■ **SOURCE MATERIAL**
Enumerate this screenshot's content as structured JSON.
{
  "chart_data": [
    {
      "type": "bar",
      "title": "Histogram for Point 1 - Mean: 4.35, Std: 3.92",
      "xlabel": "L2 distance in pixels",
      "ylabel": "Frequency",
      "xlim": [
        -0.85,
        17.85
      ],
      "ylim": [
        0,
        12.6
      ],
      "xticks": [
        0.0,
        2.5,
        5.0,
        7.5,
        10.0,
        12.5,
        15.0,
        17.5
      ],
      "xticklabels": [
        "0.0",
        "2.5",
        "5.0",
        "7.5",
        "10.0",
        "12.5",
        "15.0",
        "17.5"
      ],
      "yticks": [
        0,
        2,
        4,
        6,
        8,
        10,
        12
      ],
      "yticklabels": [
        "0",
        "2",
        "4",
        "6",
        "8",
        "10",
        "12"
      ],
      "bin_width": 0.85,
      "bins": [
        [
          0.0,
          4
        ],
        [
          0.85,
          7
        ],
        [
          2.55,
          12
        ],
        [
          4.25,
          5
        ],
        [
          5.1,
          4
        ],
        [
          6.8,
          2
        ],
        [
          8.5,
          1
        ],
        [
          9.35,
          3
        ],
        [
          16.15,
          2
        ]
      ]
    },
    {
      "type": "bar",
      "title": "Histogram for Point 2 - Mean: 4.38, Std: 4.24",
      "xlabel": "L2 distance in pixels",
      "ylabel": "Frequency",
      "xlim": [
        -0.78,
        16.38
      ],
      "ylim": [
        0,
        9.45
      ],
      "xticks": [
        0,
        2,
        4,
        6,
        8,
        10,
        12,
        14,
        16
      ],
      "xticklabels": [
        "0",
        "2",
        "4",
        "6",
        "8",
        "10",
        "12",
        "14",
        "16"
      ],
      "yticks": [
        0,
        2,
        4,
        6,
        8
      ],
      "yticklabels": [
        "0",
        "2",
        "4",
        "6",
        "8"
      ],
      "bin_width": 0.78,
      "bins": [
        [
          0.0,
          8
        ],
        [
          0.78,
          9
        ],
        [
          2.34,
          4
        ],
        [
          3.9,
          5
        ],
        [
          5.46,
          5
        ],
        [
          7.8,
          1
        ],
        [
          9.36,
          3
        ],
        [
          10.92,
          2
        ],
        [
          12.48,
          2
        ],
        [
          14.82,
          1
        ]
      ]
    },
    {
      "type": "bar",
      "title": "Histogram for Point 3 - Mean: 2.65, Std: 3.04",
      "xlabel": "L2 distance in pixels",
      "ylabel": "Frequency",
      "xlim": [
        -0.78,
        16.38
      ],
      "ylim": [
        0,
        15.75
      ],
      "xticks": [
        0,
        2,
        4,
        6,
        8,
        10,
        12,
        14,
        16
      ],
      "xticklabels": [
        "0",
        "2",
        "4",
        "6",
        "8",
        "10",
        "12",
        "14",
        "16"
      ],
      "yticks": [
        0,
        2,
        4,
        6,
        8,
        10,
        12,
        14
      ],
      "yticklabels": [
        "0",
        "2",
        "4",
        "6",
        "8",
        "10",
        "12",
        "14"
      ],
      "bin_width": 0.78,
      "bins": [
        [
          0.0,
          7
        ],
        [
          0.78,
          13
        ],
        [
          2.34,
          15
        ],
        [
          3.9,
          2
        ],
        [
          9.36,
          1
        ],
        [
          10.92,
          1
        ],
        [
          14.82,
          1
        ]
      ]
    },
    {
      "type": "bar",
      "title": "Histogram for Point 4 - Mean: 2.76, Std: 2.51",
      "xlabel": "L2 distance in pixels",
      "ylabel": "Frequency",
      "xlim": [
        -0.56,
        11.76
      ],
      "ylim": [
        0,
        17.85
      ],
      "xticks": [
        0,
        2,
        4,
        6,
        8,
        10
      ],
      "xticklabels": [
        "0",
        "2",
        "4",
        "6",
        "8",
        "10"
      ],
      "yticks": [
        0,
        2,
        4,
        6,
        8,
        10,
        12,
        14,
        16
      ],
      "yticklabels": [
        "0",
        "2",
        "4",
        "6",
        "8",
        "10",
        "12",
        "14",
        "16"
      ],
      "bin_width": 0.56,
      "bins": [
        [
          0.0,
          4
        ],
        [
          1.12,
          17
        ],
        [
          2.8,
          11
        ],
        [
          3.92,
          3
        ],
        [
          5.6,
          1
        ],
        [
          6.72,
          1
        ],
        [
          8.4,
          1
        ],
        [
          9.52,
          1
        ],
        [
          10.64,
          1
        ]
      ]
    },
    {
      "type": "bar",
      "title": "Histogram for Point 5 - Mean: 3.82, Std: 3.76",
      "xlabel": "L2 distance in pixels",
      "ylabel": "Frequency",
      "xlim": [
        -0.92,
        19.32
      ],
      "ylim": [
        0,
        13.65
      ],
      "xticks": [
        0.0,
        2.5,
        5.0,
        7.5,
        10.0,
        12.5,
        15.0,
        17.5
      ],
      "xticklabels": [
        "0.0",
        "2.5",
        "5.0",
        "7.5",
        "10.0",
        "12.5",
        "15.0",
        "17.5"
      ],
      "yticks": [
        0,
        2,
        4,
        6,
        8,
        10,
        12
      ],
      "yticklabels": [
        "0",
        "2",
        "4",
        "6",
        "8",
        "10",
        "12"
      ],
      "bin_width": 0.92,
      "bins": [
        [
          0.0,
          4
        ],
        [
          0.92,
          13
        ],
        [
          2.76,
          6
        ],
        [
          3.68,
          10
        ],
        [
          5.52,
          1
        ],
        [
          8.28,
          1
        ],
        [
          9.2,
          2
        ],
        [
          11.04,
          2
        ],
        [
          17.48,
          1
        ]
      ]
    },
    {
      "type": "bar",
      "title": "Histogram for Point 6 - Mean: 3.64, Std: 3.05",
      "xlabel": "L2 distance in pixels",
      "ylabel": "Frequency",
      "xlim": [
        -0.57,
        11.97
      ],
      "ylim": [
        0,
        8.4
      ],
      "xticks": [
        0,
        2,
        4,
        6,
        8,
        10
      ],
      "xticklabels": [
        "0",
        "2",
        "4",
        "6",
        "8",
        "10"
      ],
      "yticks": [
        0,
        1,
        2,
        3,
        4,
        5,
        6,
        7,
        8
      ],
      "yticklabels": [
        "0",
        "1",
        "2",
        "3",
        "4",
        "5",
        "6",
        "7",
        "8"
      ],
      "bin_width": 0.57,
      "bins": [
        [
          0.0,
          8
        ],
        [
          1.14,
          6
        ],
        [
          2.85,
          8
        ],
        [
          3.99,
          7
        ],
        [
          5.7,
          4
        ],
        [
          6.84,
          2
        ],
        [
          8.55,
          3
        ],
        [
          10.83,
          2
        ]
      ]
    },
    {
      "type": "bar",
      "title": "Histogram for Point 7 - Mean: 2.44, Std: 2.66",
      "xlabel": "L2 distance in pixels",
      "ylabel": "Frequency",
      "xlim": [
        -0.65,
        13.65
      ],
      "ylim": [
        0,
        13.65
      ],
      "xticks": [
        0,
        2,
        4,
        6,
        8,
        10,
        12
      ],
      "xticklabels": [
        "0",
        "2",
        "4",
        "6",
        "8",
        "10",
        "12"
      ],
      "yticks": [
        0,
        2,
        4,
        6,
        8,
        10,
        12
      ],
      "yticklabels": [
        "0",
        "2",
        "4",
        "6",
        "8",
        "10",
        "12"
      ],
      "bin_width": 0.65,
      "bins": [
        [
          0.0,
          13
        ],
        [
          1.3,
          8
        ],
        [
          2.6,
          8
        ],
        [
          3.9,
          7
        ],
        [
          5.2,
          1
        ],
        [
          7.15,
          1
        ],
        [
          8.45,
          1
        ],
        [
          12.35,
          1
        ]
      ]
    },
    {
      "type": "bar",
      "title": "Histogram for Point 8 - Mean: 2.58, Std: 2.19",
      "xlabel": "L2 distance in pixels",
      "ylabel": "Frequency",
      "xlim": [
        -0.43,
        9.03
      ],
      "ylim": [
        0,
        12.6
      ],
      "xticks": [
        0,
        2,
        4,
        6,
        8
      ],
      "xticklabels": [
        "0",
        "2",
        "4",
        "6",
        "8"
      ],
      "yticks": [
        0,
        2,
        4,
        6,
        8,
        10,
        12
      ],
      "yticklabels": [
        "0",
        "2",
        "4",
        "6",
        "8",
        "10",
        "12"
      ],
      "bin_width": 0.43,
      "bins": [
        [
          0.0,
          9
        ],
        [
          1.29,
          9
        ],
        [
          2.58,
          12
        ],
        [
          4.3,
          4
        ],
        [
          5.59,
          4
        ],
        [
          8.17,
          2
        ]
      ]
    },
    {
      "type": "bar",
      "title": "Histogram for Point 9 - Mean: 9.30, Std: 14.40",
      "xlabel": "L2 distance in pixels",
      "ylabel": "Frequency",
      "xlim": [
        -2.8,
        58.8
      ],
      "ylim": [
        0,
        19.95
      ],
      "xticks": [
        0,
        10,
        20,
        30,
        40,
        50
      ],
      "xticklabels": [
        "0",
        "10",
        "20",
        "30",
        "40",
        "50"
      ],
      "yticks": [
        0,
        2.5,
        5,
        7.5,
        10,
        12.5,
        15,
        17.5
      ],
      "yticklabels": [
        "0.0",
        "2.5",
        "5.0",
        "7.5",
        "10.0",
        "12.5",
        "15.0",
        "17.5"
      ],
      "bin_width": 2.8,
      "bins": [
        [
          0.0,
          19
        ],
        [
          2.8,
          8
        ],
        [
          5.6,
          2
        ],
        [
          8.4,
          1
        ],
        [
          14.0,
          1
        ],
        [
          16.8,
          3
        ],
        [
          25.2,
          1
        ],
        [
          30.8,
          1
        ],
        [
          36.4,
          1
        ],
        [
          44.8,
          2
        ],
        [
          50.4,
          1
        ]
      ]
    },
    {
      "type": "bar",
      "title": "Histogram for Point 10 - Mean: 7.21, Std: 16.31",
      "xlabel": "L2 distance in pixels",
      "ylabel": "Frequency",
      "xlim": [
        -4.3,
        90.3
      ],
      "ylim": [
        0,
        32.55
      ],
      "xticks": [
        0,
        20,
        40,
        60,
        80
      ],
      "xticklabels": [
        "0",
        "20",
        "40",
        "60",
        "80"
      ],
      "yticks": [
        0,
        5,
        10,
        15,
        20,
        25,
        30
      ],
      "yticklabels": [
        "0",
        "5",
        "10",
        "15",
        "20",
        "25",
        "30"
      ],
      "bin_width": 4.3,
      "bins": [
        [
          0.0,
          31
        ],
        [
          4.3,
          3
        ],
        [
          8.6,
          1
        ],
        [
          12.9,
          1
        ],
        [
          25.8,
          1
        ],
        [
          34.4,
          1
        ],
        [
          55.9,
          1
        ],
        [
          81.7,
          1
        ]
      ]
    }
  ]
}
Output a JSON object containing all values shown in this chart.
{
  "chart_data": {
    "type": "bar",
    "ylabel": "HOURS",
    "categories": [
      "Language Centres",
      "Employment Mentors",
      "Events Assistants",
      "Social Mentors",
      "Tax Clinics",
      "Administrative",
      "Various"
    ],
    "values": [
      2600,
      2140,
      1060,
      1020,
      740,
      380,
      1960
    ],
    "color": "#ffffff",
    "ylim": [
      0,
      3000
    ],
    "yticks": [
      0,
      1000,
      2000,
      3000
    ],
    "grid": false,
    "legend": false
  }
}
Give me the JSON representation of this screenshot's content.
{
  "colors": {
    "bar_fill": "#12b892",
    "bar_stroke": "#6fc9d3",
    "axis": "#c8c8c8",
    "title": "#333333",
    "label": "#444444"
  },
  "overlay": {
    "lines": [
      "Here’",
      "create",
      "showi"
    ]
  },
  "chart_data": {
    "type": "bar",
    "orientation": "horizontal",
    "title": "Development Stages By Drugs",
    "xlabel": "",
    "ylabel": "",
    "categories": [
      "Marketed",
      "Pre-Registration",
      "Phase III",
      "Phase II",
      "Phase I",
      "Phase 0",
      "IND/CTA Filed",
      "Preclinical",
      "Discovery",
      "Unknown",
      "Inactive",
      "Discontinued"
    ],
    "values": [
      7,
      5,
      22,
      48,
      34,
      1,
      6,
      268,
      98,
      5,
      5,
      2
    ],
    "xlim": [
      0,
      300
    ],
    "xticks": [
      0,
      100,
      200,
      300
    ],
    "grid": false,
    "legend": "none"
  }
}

■ **WRITTEN REQUEST**
Show every line from the listing above in which the string "this" appears.

■ **FINISHED TASK**
Enumerate this screenshot's content as structured JSON.
Output a JSON object containing all values shown in this chart.
Give me the JSON representation of this screenshot's content.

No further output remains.